— What to do —
Copy all of the records below verbatim.

Stored records
======
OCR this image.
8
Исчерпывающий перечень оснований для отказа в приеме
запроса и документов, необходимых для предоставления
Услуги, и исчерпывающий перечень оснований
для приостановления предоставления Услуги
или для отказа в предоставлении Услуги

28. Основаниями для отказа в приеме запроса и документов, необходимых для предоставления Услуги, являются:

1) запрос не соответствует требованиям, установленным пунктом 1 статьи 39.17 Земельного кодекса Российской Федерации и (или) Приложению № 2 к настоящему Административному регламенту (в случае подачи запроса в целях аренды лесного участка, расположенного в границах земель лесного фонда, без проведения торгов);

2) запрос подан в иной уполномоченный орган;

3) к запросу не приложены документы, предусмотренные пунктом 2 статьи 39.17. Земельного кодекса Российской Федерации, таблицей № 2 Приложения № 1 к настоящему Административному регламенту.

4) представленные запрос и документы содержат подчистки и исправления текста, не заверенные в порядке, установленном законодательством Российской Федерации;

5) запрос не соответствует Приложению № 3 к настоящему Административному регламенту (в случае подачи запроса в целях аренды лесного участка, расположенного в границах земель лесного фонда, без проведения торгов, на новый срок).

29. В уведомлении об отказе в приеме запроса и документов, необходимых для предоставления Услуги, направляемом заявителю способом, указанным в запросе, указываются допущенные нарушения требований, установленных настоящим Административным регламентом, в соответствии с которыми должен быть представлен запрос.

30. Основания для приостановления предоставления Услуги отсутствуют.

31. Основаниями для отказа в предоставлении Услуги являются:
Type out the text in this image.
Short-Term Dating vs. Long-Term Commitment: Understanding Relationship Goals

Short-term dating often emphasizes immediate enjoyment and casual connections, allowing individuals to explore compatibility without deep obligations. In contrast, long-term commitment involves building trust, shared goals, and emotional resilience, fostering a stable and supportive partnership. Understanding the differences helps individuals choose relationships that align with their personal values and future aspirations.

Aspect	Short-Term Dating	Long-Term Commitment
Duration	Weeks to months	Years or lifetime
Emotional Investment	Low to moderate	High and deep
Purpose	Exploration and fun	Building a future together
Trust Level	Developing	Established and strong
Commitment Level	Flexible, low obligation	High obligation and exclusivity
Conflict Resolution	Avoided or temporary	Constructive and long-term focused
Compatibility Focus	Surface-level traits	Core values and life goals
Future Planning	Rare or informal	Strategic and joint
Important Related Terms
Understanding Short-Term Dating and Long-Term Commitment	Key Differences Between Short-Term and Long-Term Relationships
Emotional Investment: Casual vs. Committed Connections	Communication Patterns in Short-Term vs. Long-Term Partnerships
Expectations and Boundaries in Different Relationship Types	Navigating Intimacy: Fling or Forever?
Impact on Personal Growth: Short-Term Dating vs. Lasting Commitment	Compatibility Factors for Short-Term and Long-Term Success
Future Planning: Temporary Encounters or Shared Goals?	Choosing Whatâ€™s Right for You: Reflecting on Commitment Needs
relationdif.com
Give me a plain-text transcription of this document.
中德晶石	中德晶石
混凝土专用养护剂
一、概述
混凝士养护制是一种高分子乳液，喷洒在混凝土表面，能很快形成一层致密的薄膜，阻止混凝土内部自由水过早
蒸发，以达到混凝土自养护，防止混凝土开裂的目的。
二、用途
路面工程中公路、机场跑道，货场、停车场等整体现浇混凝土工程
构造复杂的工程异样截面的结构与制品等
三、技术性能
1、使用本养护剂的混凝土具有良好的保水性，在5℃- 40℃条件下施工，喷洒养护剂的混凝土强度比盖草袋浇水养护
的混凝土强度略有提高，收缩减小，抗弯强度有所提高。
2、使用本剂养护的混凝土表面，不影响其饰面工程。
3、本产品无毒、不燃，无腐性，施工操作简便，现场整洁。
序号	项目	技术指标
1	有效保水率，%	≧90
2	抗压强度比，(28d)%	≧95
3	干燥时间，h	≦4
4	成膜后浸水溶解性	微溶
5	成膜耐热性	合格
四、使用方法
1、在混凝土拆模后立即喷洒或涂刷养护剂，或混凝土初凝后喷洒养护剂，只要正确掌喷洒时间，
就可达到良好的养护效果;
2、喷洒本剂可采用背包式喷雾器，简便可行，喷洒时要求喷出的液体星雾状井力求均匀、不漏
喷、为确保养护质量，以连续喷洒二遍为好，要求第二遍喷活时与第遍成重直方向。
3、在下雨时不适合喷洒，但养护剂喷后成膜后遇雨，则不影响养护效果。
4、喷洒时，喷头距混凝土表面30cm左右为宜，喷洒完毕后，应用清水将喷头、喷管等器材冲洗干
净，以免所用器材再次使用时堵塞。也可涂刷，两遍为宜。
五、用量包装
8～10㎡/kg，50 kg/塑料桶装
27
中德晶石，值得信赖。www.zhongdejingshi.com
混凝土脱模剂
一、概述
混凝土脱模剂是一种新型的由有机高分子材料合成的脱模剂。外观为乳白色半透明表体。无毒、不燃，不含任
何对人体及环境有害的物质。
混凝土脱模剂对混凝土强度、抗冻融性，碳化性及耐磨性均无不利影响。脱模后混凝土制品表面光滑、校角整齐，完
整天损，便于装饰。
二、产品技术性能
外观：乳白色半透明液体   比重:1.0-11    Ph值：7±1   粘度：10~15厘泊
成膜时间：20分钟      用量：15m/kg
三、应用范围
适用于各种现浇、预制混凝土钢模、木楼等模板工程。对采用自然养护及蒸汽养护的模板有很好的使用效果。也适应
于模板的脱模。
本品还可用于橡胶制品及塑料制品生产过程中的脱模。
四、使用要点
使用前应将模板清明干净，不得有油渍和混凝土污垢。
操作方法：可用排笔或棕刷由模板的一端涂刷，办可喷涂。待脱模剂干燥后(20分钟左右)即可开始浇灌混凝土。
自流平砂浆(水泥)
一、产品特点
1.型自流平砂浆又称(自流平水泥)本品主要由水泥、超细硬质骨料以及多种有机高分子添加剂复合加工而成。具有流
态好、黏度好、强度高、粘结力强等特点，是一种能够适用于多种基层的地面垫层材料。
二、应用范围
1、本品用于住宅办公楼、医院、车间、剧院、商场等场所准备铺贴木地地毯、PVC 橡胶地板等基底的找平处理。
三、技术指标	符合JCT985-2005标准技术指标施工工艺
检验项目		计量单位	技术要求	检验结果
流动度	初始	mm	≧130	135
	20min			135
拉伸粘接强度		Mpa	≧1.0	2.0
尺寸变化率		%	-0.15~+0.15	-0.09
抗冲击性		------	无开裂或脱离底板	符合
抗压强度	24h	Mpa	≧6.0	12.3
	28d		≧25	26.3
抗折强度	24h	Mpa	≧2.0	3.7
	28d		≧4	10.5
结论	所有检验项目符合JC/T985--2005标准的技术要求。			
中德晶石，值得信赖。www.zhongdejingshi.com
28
======
— Answer to the problem —
OCR this image.
8
Исчерпывающий перечень оснований для отказа в приеме
запроса и документов, необходимых для предоставления
Услуги, и исчерпывающий перечень оснований
для приостановления предоставления Услуги
или для отказа в предоставлении Услуги

28. Основаниями для отказа в приеме запроса и документов, необходимых для предоставления Услуги, являются:

1) запрос не соответствует требованиям, установленным пунктом 1 статьи 39.17 Земельного кодекса Российской Федерации и (или) Приложению № 2 к настоящему Административному регламенту (в случае подачи запроса в целях аренды лесного участка, расположенного в границах земель лесного фонда, без проведения торгов);

2) запрос подан в иной уполномоченный орган;

3) к запросу не приложены документы, предусмотренные пунктом 2 статьи 39.17. Земельного кодекса Российской Федерации, таблицей № 2 Приложения № 1 к настоящему Административному регламенту.

4) представленные запрос и документы содержат подчистки и исправления текста, не заверенные в порядке, установленном законодательством Российской Федерации;

5) запрос не соответствует Приложению № 3 к настоящему Административному регламенту (в случае подачи запроса в целях аренды лесного участка, расположенного в границах земель лесного фонда, без проведения торгов, на новый срок).

29. В уведомлении об отказе в приеме запроса и документов, необходимых для предоставления Услуги, направляемом заявителю способом, указанным в запросе, указываются допущенные нарушения требований, установленных настоящим Административным регламентом, в соответствии с которыми должен быть представлен запрос.

30. Основания для приостановления предоставления Услуги отсутствуют.

31. Основаниями для отказа в предоставлении Услуги являются:
Type out the text in this image.
Short-Term Dating vs. Long-Term Commitment: Understanding Relationship Goals

Short-term dating often emphasizes immediate enjoyment and casual connections, allowing individuals to explore compatibility without deep obligations. In contrast, long-term commitment involves building trust, shared goals, and emotional resilience, fostering a stable and supportive partnership. Understanding the differences helps individuals choose relationships that align with their personal values and future aspirations.

Aspect	Short-Term Dating	Long-Term Commitment
Duration	Weeks to months	Years or lifetime
Emotional Investment	Low to moderate	High and deep
Purpose	Exploration and fun	Building a future together
Trust Level	Developing	Established and strong
Commitment Level	Flexible, low obligation	High obligation and exclusivity
Conflict Resolution	Avoided or temporary	Constructive and long-term focused
Compatibility Focus	Surface-level traits	Core values and life goals
Future Planning	Rare or informal	Strategic and joint
Important Related Terms
Understanding Short-Term Dating and Long-Term Commitment	Key Differences Between Short-Term and Long-Term Relationships
Emotional Investment: Casual vs. Committed Connections	Communication Patterns in Short-Term vs. Long-Term Partnerships
Expectations and Boundaries in Different Relationship Types	Navigating Intimacy: Fling or Forever?
Impact on Personal Growth: Short-Term Dating vs. Lasting Commitment	Compatibility Factors for Short-Term and Long-Term Success
Future Planning: Temporary Encounters or Shared Goals?	Choosing Whatâ€™s Right for You: Reflecting on Commitment Needs
relationdif.com
Give me a plain-text transcription of this document.
中德晶石	中德晶石
混凝土专用养护剂
一、概述
混凝士养护制是一种高分子乳液，喷洒在混凝土表面，能很快形成一层致密的薄膜，阻止混凝土内部自由水过早
蒸发，以达到混凝土自养护，防止混凝土开裂的目的。
二、用途
路面工程中公路、机场跑道，货场、停车场等整体现浇混凝土工程
构造复杂的工程异样截面的结构与制品等
三、技术性能
1、使用本养护剂的混凝土具有良好的保水性，在5℃- 40℃条件下施工，喷洒养护剂的混凝土强度比盖草袋浇水养护
的混凝土强度略有提高，收缩减小，抗弯强度有所提高。
2、使用本剂养护的混凝土表面，不影响其饰面工程。
3、本产品无毒、不燃，无腐性，施工操作简便，现场整洁。
序号	项目	技术指标
1	有效保水率，%	≧90
2	抗压强度比，(28d)%	≧95
3	干燥时间，h	≦4
4	成膜后浸水溶解性	微溶
5	成膜耐热性	合格
四、使用方法
1、在混凝土拆模后立即喷洒或涂刷养护剂，或混凝土初凝后喷洒养护剂，只要正确掌喷洒时间，
就可达到良好的养护效果;
2、喷洒本剂可采用背包式喷雾器，简便可行，喷洒时要求喷出的液体星雾状井力求均匀、不漏
喷、为确保养护质量，以连续喷洒二遍为好，要求第二遍喷活时与第遍成重直方向。
3、在下雨时不适合喷洒，但养护剂喷后成膜后遇雨，则不影响养护效果。
4、喷洒时，喷头距混凝土表面30cm左右为宜，喷洒完毕后，应用清水将喷头、喷管等器材冲洗干
净，以免所用器材再次使用时堵塞。也可涂刷，两遍为宜。
五、用量包装
8～10㎡/kg，50 kg/塑料桶装
27
中德晶石，值得信赖。www.zhongdejingshi.com
混凝土脱模剂
一、概述
混凝土脱模剂是一种新型的由有机高分子材料合成的脱模剂。外观为乳白色半透明表体。无毒、不燃，不含任
何对人体及环境有害的物质。
混凝土脱模剂对混凝土强度、抗冻融性，碳化性及耐磨性均无不利影响。脱模后混凝土制品表面光滑、校角整齐，完
整天损，便于装饰。
二、产品技术性能
外观：乳白色半透明液体   比重:1.0-11    Ph值：7±1   粘度：10~15厘泊
成膜时间：20分钟      用量：15m/kg
三、应用范围
适用于各种现浇、预制混凝土钢模、木楼等模板工程。对采用自然养护及蒸汽养护的模板有很好的使用效果。也适应
于模板的脱模。
本品还可用于橡胶制品及塑料制品生产过程中的脱模。
四、使用要点
使用前应将模板清明干净，不得有油渍和混凝土污垢。
操作方法：可用排笔或棕刷由模板的一端涂刷，办可喷涂。待脱模剂干燥后(20分钟左右)即可开始浇灌混凝土。
自流平砂浆(水泥)
一、产品特点
1.型自流平砂浆又称(自流平水泥)本品主要由水泥、超细硬质骨料以及多种有机高分子添加剂复合加工而成。具有流
态好、黏度好、强度高、粘结力强等特点，是一种能够适用于多种基层的地面垫层材料。
二、应用范围
1、本品用于住宅办公楼、医院、车间、剧院、商场等场所准备铺贴木地地毯、PVC 橡胶地板等基底的找平处理。
三、技术指标	符合JCT985-2005标准技术指标施工工艺
检验项目		计量单位	技术要求	检验结果
流动度	初始	mm	≧130	135
	20min			135
拉伸粘接强度		Mpa	≧1.0	2.0
尺寸变化率		%	-0.15~+0.15	-0.09
抗冲击性		------	无开裂或脱离底板	符合
抗压强度	24h	Mpa	≧6.0	12.3
	28d		≧25	26.3
抗折强度	24h	Mpa	≧2.0	3.7
	28d		≧4	10.5
结论	所有检验项目符合JC/T985--2005标准的技术要求。			
中德晶石，值得信赖。www.zhongdejingshi.com
28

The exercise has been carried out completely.